Start RECORD EXCERPTS

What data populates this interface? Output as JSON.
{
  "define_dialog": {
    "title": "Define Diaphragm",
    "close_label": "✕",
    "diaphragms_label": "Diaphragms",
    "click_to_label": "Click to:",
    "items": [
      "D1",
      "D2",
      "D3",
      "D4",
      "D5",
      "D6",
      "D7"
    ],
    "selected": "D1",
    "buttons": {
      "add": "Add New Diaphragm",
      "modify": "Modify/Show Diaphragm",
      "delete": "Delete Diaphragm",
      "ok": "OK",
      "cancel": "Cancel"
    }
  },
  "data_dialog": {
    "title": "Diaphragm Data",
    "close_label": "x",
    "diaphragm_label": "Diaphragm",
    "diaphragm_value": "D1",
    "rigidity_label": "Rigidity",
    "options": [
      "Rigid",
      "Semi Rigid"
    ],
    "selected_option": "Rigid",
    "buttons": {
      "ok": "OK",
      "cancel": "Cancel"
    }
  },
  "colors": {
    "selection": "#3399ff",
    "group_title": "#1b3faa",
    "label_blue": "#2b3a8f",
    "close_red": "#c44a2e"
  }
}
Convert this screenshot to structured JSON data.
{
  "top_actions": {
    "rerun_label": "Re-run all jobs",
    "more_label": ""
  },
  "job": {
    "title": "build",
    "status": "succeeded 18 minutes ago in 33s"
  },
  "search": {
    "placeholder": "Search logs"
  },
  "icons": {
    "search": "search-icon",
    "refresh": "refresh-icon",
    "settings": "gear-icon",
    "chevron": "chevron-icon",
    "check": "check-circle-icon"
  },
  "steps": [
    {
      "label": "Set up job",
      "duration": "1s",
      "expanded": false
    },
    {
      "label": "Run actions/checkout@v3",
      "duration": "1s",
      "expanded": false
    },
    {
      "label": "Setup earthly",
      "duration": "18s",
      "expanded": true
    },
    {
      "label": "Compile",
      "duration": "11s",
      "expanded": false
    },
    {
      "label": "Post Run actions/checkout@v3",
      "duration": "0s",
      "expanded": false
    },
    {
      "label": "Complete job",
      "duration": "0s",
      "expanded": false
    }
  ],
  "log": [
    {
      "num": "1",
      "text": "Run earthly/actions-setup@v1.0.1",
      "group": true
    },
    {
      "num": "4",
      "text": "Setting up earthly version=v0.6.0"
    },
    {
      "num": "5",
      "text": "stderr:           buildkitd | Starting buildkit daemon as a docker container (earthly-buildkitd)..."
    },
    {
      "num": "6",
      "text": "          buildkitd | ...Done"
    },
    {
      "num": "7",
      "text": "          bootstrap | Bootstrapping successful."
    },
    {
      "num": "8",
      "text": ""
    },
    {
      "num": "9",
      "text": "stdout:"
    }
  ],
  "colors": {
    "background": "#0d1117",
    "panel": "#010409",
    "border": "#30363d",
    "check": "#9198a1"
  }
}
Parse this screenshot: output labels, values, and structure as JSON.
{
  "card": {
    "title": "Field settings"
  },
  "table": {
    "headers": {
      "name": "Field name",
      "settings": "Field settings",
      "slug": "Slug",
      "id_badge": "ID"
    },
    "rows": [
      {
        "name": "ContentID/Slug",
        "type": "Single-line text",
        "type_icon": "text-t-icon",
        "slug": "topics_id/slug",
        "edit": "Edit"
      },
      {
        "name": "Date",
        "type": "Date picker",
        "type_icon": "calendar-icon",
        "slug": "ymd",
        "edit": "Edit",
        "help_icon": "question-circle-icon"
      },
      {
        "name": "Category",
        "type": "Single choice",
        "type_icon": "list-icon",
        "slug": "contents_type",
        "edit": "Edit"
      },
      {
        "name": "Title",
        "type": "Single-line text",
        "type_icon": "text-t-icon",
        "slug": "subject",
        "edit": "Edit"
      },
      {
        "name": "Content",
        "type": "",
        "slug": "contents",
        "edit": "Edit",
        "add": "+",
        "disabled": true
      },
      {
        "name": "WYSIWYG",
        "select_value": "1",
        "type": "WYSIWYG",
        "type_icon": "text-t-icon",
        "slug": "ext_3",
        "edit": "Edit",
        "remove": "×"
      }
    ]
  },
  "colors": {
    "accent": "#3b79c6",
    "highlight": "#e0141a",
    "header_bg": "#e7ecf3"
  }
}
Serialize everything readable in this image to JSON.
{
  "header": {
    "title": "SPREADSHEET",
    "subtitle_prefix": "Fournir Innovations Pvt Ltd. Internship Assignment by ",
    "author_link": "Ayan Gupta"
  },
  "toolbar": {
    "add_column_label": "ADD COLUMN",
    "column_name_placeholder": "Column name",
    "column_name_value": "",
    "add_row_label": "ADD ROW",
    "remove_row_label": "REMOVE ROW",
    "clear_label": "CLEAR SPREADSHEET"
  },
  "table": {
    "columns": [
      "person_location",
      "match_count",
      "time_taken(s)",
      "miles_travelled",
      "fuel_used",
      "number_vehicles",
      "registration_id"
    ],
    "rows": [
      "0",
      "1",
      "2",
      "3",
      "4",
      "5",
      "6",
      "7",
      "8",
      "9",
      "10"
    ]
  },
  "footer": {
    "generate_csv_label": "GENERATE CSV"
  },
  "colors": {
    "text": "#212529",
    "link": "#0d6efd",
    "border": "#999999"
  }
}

End RECORD EXCERPTS

● **WHAT TO PRODUCE**
Copy out the full listing exactly.

● **EXERCISE SOLUTION**
What data populates this interface? Output as JSON.
{
  "define_dialog": {
    "title": "Define Diaphragm",
    "close_label": "✕",
    "diaphragms_label": "Diaphragms",
    "click_to_label": "Click to:",
    "items": [
      "D1",
      "D2",
      "D3",
      "D4",
      "D5",
      "D6",
      "D7"
    ],
    "selected": "D1",
    "buttons": {
      "add": "Add New Diaphragm",
      "modify": "Modify/Show Diaphragm",
      "delete": "Delete Diaphragm",
      "ok": "OK",
      "cancel": "Cancel"
    }
  },
  "data_dialog": {
    "title": "Diaphragm Data",
    "close_label": "x",
    "diaphragm_label": "Diaphragm",
    "diaphragm_value": "D1",
    "rigidity_label": "Rigidity",
    "options": [
      "Rigid",
      "Semi Rigid"
    ],
    "selected_option": "Rigid",
    "buttons": {
      "ok": "OK",
      "cancel": "Cancel"
    }
  },
  "colors": {
    "selection": "#3399ff",
    "group_title": "#1b3faa",
    "label_blue": "#2b3a8f",
    "close_red": "#c44a2e"
  }
}
Convert this screenshot to structured JSON data.
{
  "top_actions": {
    "rerun_label": "Re-run all jobs",
    "more_label": ""
  },
  "job": {
    "title": "build",
    "status": "succeeded 18 minutes ago in 33s"
  },
  "search": {
    "placeholder": "Search logs"
  },
  "icons": {
    "search": "search-icon",
    "refresh": "refresh-icon",
    "settings": "gear-icon",
    "chevron": "chevron-icon",
    "check": "check-circle-icon"
  },
  "steps": [
    {
      "label": "Set up job",
      "duration": "1s",
      "expanded": false
    },
    {
      "label": "Run actions/checkout@v3",
      "duration": "1s",
      "expanded": false
    },
    {
      "label": "Setup earthly",
      "duration": "18s",
      "expanded": true
    },
    {
      "label": "Compile",
      "duration": "11s",
      "expanded": false
    },
    {
      "label": "Post Run actions/checkout@v3",
      "duration": "0s",
      "expanded": false
    },
    {
      "label": "Complete job",
      "duration": "0s",
      "expanded": false
    }
  ],
  "log": [
    {
      "num": "1",
      "text": "Run earthly/actions-setup@v1.0.1",
      "group": true
    },
    {
      "num": "4",
      "text": "Setting up earthly version=v0.6.0"
    },
    {
      "num": "5",
      "text": "stderr:           buildkitd | Starting buildkit daemon as a docker container (earthly-buildkitd)..."
    },
    {
      "num": "6",
      "text": "          buildkitd | ...Done"
    },
    {
      "num": "7",
      "text": "          bootstrap | Bootstrapping successful."
    },
    {
      "num": "8",
      "text": ""
    },
    {
      "num": "9",
      "text": "stdout:"
    }
  ],
  "colors": {
    "background": "#0d1117",
    "panel": "#010409",
    "border": "#30363d",
    "check": "#9198a1"
  }
}
Parse this screenshot: output labels, values, and structure as JSON.
{
  "card": {
    "title": "Field settings"
  },
  "table": {
    "headers": {
      "name": "Field name",
      "settings": "Field settings",
      "slug": "Slug",
      "id_badge": "ID"
    },
    "rows": [
      {
        "name": "ContentID/Slug",
        "type": "Single-line text",
        "type_icon": "text-t-icon",
        "slug": "topics_id/slug",
        "edit": "Edit"
      },
      {
        "name": "Date",
        "type": "Date picker",
        "type_icon": "calendar-icon",
        "slug": "ymd",
        "edit": "Edit",
        "help_icon": "question-circle-icon"
      },
      {
        "name": "Category",
        "type": "Single choice",
        "type_icon": "list-icon",
        "slug": "contents_type",
        "edit": "Edit"
      },
      {
        "name": "Title",
        "type": "Single-line text",
        "type_icon": "text-t-icon",
        "slug": "subject",
        "edit": "Edit"
      },
      {
        "name": "Content",
        "type": "",
        "slug": "contents",
        "edit": "Edit",
        "add": "+",
        "disabled": true
      },
      {
        "name": "WYSIWYG",
        "select_value": "1",
        "type": "WYSIWYG",
        "type_icon": "text-t-icon",
        "slug": "ext_3",
        "edit": "Edit",
        "remove": "×"
      }
    ]
  },
  "colors": {
    "accent": "#3b79c6",
    "highlight": "#e0141a",
    "header_bg": "#e7ecf3"
  }
}
Serialize everything readable in this image to JSON.
{
  "header": {
    "title": "SPREADSHEET",
    "subtitle_prefix": "Fournir Innovations Pvt Ltd. Internship Assignment by ",
    "author_link": "Ayan Gupta"
  },
  "toolbar": {
    "add_column_label": "ADD COLUMN",
    "column_name_placeholder": "Column name",
    "column_name_value": "",
    "add_row_label": "ADD ROW",
    "remove_row_label": "REMOVE ROW",
    "clear_label": "CLEAR SPREADSHEET"
  },
  "table": {
    "columns": [
      "person_location",
      "match_count",
      "time_taken(s)",
      "miles_travelled",
      "fuel_used",
      "number_vehicles",
      "registration_id"
    ],
    "rows": [
      "0",
      "1",
      "2",
      "3",
      "4",
      "5",
      "6",
      "7",
      "8",
      "9",
      "10"
    ]
  },
  "footer": {
    "generate_csv_label": "GENERATE CSV"
  },
  "colors": {
    "text": "#212529",
    "link": "#0d6efd",
    "border": "#999999"
  }
}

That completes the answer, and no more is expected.